▶ [WORK TO COMPLETE] In the material below, find all lines with the string "JSON" and copy them.

▶ [PROVIDED INFORMATION]

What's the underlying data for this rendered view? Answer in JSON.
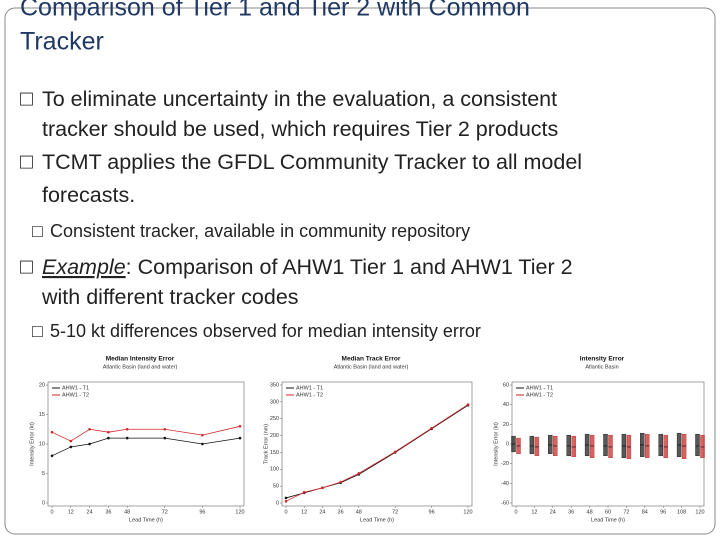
{
  "title": [
    "Comparison of Tier 1 and Tier 2 with Common",
    "Tracker"
  ],
  "bullet_glyph": "□",
  "bullets": [
    {
      "level": 1,
      "lines": [
        "To eliminate uncertainty in the evaluation, a consistent",
        "tracker should be used, which requires  Tier 2 products"
      ]
    },
    {
      "level": 1,
      "lines": [
        "TCMT applies the GFDL Community Tracker to all model",
        "forecasts."
      ]
    },
    {
      "level": 2,
      "lines": [
        "Consistent tracker, available in community repository"
      ]
    },
    {
      "level": 1,
      "lead": "Example",
      "lines": [
        ": Comparison of AHW1 Tier 1 and AHW1 Tier 2",
        "with different tracker codes"
      ]
    },
    {
      "level": 2,
      "lines": [
        "5-10 kt differences observed for median intensity error"
      ]
    }
  ],
  "figures": [
    {
      "type": "line",
      "title": "Median Intensity Error",
      "subtitle": "Atlantic Basin (land and water)",
      "x_label": "Lead Time (h)",
      "y_label": "Intensity Error (kt)",
      "x": [
        0,
        12,
        24,
        36,
        48,
        72,
        96,
        120
      ],
      "xlim": [
        0,
        120
      ],
      "xticks": [
        0,
        12,
        24,
        36,
        48,
        72,
        96,
        120
      ],
      "ylim": [
        0,
        20
      ],
      "yticks": [
        0,
        5,
        10,
        15,
        20
      ],
      "series": [
        {
          "name": "AHW1 - T1",
          "color": "#111111",
          "values": [
            8,
            9.5,
            10,
            11,
            11,
            11,
            10,
            11
          ]
        },
        {
          "name": "AHW1 - T2",
          "color": "#d62728",
          "values": [
            12,
            10.5,
            12.5,
            12,
            12.5,
            12.5,
            11.5,
            13
          ]
        }
      ]
    },
    {
      "type": "line",
      "title": "Median Track Error",
      "subtitle": "Atlantic Basin (land and water)",
      "x_label": "Lead Time (h)",
      "y_label": "Track Error (nm)",
      "x": [
        0,
        12,
        24,
        36,
        48,
        72,
        96,
        120
      ],
      "xlim": [
        0,
        120
      ],
      "xticks": [
        0,
        12,
        24,
        36,
        48,
        72,
        96,
        120
      ],
      "ylim": [
        0,
        350
      ],
      "yticks": [
        0,
        50,
        100,
        150,
        200,
        250,
        300,
        350
      ],
      "series": [
        {
          "name": "AHW1 - T1",
          "color": "#111111",
          "values": [
            15,
            30,
            45,
            60,
            85,
            150,
            220,
            290
          ]
        },
        {
          "name": "AHW1 - T2",
          "color": "#d62728",
          "values": [
            5,
            32,
            45,
            62,
            88,
            152,
            222,
            292
          ]
        }
      ]
    },
    {
      "type": "box",
      "title": "Intensity Error",
      "subtitle": "Atlantic Basin",
      "x_label": "Lead Time (h)",
      "y_label": "Intensity Error (kt)",
      "x": [
        0,
        12,
        24,
        36,
        48,
        60,
        72,
        84,
        96,
        108,
        120
      ],
      "xlim": [
        0,
        120
      ],
      "xticks": [
        0,
        12,
        24,
        36,
        48,
        60,
        72,
        84,
        96,
        108,
        120
      ],
      "ylim": [
        -60,
        60
      ],
      "yticks": [
        -60,
        -40,
        -20,
        0,
        20,
        40,
        60
      ],
      "series": [
        {
          "name": "AHW1 - T1",
          "color": "#111111",
          "q1": [
            -8,
            -10,
            -10,
            -12,
            -12,
            -12,
            -14,
            -13,
            -12,
            -13,
            -12
          ],
          "median": [
            0,
            -2,
            -1,
            -2,
            -1,
            -2,
            -2,
            -1,
            -2,
            -1,
            -2
          ],
          "q3": [
            8,
            8,
            9,
            9,
            10,
            10,
            10,
            11,
            10,
            11,
            10
          ]
        },
        {
          "name": "AHW1 - T2",
          "color": "#c0221f",
          "q1": [
            -10,
            -12,
            -12,
            -13,
            -14,
            -14,
            -15,
            -14,
            -14,
            -15,
            -14
          ],
          "median": [
            -2,
            -3,
            -2,
            -3,
            -2,
            -3,
            -3,
            -2,
            -3,
            -2,
            -3
          ],
          "q3": [
            6,
            7,
            8,
            8,
            9,
            9,
            9,
            10,
            9,
            10,
            9
          ]
        }
      ]
    }
  ]
}
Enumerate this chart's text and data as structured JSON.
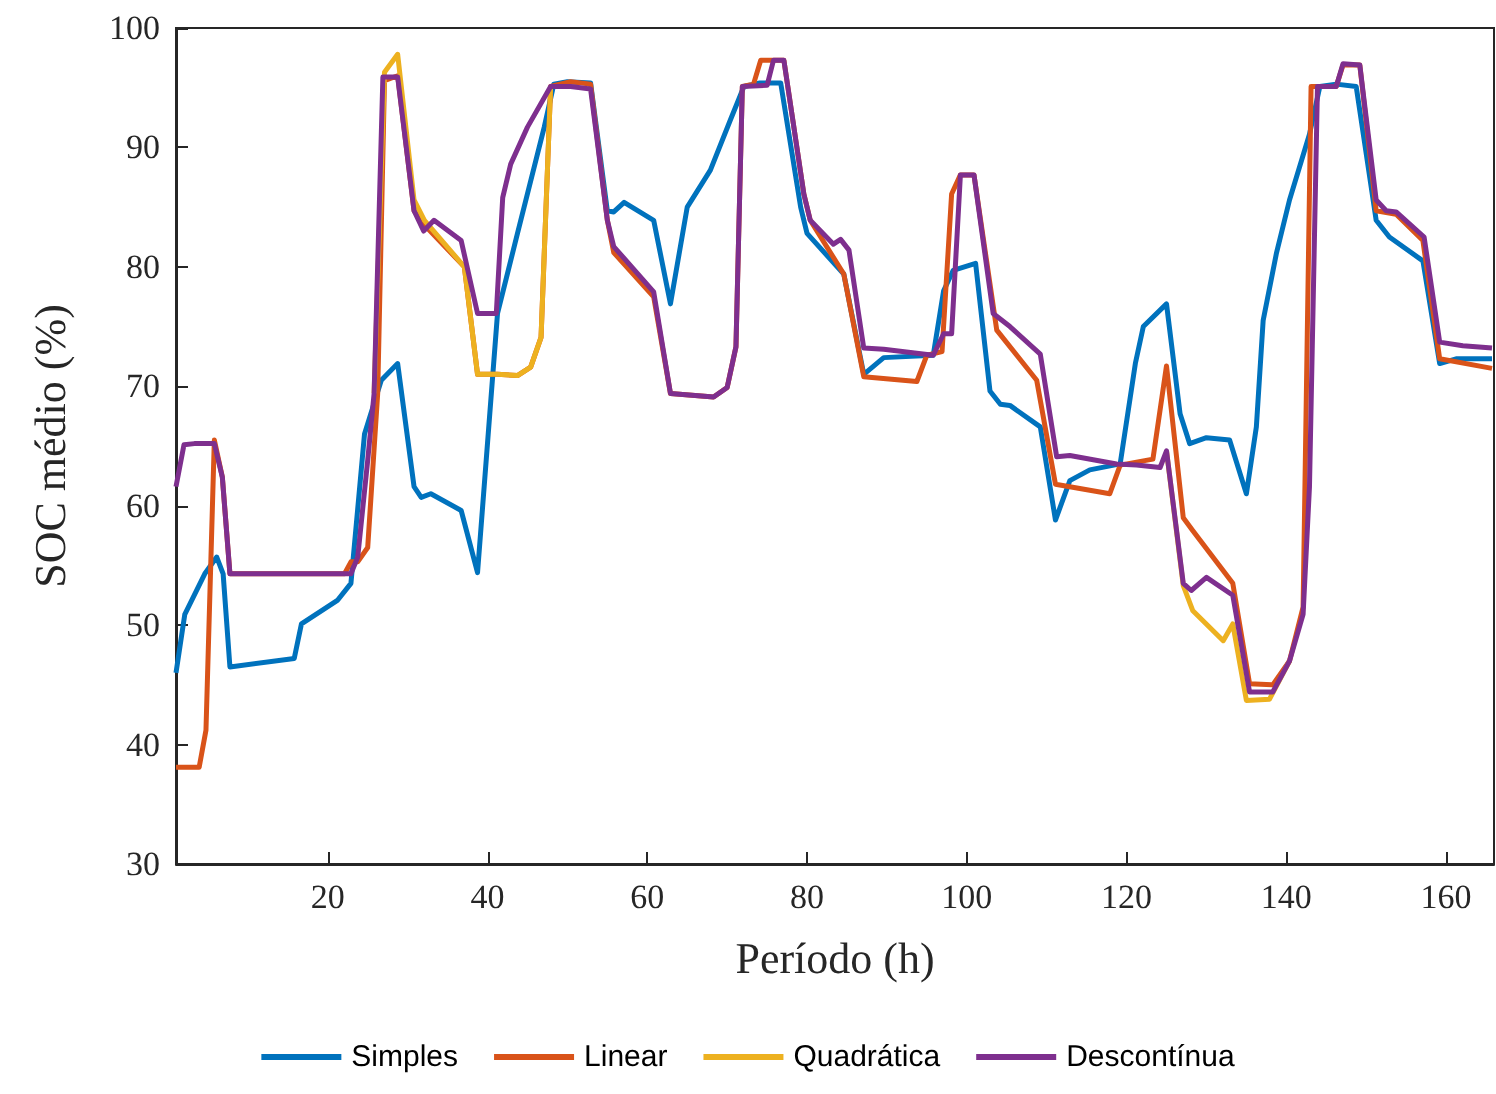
{
  "chart_data": {
    "type": "line",
    "xlabel": "Período (h)",
    "ylabel": "SOC médio (%)",
    "xlim": [
      1,
      166
    ],
    "xticks": [
      20,
      40,
      60,
      80,
      100,
      120,
      140,
      160
    ],
    "ylim": [
      30,
      100
    ],
    "yticks": [
      30,
      40,
      50,
      60,
      70,
      80,
      90,
      100
    ],
    "grid": false,
    "legend": "bottom",
    "series": [
      {
        "name": "Simples",
        "color": "#0072bd",
        "x": [
          1,
          2.1,
          4.6,
          6.1,
          6.9,
          7.75,
          15.8,
          16.7,
          21.25,
          22.9,
          24.6,
          26.7,
          28.75,
          30.8,
          31.7,
          32.9,
          36.7,
          38.75,
          41.25,
          43.75,
          47.1,
          48.3,
          50,
          52.9,
          55,
          55.8,
          57.1,
          60.8,
          62.9,
          65,
          67.9,
          70.4,
          72.1,
          74.1,
          76.7,
          79.2,
          80,
          84.6,
          87.1,
          89.6,
          95.8,
          97.1,
          98.3,
          101.1,
          102.9,
          104.2,
          105.4,
          109.2,
          111.1,
          112.9,
          115.4,
          119.2,
          121.1,
          122.1,
          125,
          126.7,
          127.9,
          130,
          132.9,
          135,
          136.25,
          137.1,
          138.75,
          140.4,
          142.9,
          144.2,
          146.25,
          148.75,
          151.25,
          152.9,
          157.1,
          159.2,
          161.25,
          165.75
        ],
        "values": [
          46,
          50.9,
          54.3,
          55.7,
          54.3,
          46.5,
          47.2,
          50.1,
          52.1,
          53.5,
          66,
          70.5,
          71.9,
          61.6,
          60.7,
          61,
          59.6,
          54.4,
          76.1,
          82.8,
          91.7,
          95.3,
          95.5,
          95.4,
          84.7,
          84.6,
          85.4,
          83.9,
          76.9,
          85,
          88.1,
          92.3,
          95.1,
          95.4,
          95.4,
          85,
          82.8,
          79.4,
          71,
          72.4,
          72.6,
          78,
          79.7,
          80.3,
          69.6,
          68.5,
          68.4,
          66.6,
          58.8,
          62.1,
          63,
          63.5,
          71.9,
          75,
          76.9,
          67.7,
          65.2,
          65.7,
          65.5,
          61,
          66.6,
          75.5,
          81.1,
          85.6,
          91.1,
          95.1,
          95.3,
          95.1,
          83.9,
          82.5,
          80.5,
          71.9,
          72.3,
          72.3
        ]
      },
      {
        "name": "Linear",
        "color": "#d95319",
        "x": [
          1,
          3.9,
          4.75,
          5.8,
          6.8,
          7.75,
          22.1,
          22.9,
          23.75,
          25,
          26.25,
          27.1,
          28.75,
          30.8,
          32.1,
          37.1,
          38.75,
          41.25,
          43.75,
          45.4,
          46.7,
          47.9,
          50.4,
          52.9,
          55,
          55.8,
          60.8,
          62.9,
          68.3,
          70,
          71.1,
          71.9,
          73.3,
          74.2,
          77.1,
          79.6,
          80.4,
          84.6,
          87.1,
          93.75,
          95,
          96.9,
          98.1,
          99.2,
          100.9,
          103.75,
          108.75,
          111.1,
          117.9,
          119.2,
          123.3,
          125,
          127.1,
          128.3,
          133.3,
          135.4,
          138.3,
          140.4,
          142.1,
          143.1,
          146.25,
          147.1,
          149.2,
          151.25,
          153.75,
          157.1,
          159.2,
          165.75
        ],
        "values": [
          38.1,
          38.1,
          41.2,
          65.5,
          62.4,
          54.3,
          54.3,
          55.3,
          55.3,
          56.5,
          69.4,
          95.6,
          96,
          84.7,
          83.5,
          80,
          71,
          71,
          70.9,
          71.6,
          74.1,
          95.1,
          95.5,
          95.3,
          83.9,
          81.2,
          77.5,
          69.4,
          69.1,
          69.9,
          73.3,
          95.1,
          95.3,
          97.3,
          97.3,
          86.1,
          83.9,
          79.4,
          70.8,
          70.4,
          72.6,
          72.9,
          86.1,
          87.7,
          87.7,
          74.7,
          70.5,
          61.8,
          61,
          63.4,
          63.9,
          71.7,
          59,
          57.9,
          53.5,
          45.1,
          45,
          47,
          51.5,
          95.1,
          95.1,
          96.9,
          96.9,
          84.7,
          84.4,
          82.2,
          72.3,
          71.5
        ]
      },
      {
        "name": "Quadrática",
        "color": "#edb120",
        "x": [
          25.8,
          27.1,
          28.75,
          30.8,
          32.1,
          37.1,
          38.75,
          41.25,
          43.75,
          45.4,
          46.7,
          47.9
        ],
        "values": [
          69.4,
          96.3,
          97.8,
          85.6,
          83.9,
          80,
          71,
          71,
          70.9,
          71.6,
          74.1,
          95.1
        ]
      },
      {
        "color": "#edb120",
        "x": [
          125,
          127.1,
          128.3,
          132.1,
          133.3,
          135,
          137.9,
          140.4
        ],
        "values": [
          64.6,
          53.3,
          51.2,
          48.7,
          50.1,
          43.7,
          43.8,
          47
        ]
      },
      {
        "name": "Descontínua",
        "color": "#7e2f8e",
        "x": [
          1,
          2,
          3.3,
          5.8,
          6.8,
          7.75,
          22.9,
          23.75,
          25,
          25.8,
          26.9,
          28.75,
          30.8,
          32,
          33.3,
          36.7,
          38.75,
          41.1,
          41.9,
          42.9,
          45,
          47.9,
          50.4,
          52.9,
          55,
          55.8,
          60.8,
          62.9,
          68.3,
          70,
          71.1,
          71.9,
          75,
          75.8,
          77.1,
          79.6,
          80.4,
          83.3,
          84.2,
          85.25,
          87.1,
          89.6,
          95.8,
          97.1,
          98.1,
          99.2,
          100.9,
          103.3,
          105.4,
          109.2,
          111.25,
          112.9,
          118.75,
          121.25,
          124.2,
          125,
          127.1,
          128.1,
          130,
          133.3,
          135.4,
          138.3,
          140.4,
          142.1,
          142.9,
          143.9,
          146.25,
          147.1,
          149.2,
          151.25,
          152.5,
          153.75,
          157.25,
          159.2,
          162.1,
          165.75
        ],
        "values": [
          61.6,
          65.1,
          65.2,
          65.2,
          62.4,
          54.3,
          54.3,
          55.7,
          63.8,
          69.4,
          95.9,
          95.9,
          84.7,
          83,
          83.9,
          82.2,
          76.1,
          76.1,
          85.8,
          88.6,
          91.7,
          95.1,
          95.1,
          94.9,
          83.9,
          81.7,
          77.9,
          69.4,
          69.1,
          69.9,
          73.3,
          95.1,
          95.2,
          97.3,
          97.3,
          86.1,
          83.9,
          81.9,
          82.3,
          81.4,
          73.2,
          73.1,
          72.6,
          74.4,
          74.4,
          87.7,
          87.7,
          76.1,
          75,
          72.7,
          64.1,
          64.2,
          63.5,
          63.4,
          63.2,
          64.6,
          53.5,
          52.9,
          54,
          52.5,
          44.4,
          44.4,
          47,
          50.9,
          61.6,
          95.1,
          95.1,
          97,
          96.9,
          85.6,
          84.7,
          84.6,
          82.5,
          73.7,
          73.4,
          73.2
        ]
      }
    ]
  }
}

▶ [ANSWER BELOW]
What's the underlying data for this rendered view? Answer in JSON.
Enumerate this chart's text and data as structured JSON.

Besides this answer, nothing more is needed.